# [Task to complete]
Show every line in the entries below where the word "Rock" appears.

▼▼▼

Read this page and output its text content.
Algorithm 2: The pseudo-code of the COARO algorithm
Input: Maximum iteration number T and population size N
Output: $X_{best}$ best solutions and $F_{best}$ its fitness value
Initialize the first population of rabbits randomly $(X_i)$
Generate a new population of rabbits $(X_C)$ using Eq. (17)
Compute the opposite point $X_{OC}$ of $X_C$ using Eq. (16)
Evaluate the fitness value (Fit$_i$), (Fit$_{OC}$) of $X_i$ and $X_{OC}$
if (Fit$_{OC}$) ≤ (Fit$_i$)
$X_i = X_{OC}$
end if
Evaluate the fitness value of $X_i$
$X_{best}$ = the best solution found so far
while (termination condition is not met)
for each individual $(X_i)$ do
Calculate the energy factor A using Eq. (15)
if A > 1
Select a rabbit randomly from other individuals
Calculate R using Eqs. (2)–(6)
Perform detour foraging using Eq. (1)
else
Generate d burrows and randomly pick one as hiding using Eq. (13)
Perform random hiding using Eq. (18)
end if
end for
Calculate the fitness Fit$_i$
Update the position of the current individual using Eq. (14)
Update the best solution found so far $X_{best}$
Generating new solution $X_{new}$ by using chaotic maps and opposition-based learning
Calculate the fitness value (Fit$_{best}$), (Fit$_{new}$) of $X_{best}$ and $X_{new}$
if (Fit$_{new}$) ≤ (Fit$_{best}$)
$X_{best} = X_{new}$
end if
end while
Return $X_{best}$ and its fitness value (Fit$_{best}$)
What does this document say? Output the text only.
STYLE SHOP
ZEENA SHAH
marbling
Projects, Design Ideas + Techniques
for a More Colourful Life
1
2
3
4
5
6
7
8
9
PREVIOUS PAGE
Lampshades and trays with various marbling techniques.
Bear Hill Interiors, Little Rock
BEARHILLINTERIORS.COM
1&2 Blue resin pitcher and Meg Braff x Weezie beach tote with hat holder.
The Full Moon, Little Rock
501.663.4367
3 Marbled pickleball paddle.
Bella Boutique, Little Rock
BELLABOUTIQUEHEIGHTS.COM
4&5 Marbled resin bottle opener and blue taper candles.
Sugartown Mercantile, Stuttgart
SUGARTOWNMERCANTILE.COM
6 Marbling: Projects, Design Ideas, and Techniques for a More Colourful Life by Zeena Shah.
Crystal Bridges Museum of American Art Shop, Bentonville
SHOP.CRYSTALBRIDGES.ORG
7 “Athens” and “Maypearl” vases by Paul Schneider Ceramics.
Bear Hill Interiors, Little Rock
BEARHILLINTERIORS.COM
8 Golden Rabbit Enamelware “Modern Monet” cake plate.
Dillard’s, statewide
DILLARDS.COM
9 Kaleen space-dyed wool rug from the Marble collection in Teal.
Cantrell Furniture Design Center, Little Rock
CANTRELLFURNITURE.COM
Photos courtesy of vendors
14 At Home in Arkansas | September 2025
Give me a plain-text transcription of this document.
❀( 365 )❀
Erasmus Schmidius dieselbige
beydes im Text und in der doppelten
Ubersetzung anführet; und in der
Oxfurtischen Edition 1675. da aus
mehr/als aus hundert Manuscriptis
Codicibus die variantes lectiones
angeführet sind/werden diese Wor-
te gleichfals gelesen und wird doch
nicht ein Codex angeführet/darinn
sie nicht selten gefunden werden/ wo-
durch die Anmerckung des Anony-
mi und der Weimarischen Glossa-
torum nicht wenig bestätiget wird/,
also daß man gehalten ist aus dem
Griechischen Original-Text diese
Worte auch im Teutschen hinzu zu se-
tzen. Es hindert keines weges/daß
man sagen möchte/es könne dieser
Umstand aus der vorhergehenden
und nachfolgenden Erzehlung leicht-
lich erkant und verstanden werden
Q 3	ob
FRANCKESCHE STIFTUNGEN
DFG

▲▲▲

# [Answer in full]
Bear Hill Interiors, Little Rock
The Full Moon, Little Rock
Bella Boutique, Little Rock
Bear Hill Interiors, Little Rock
Cantrell Furniture Design Center, Little Rock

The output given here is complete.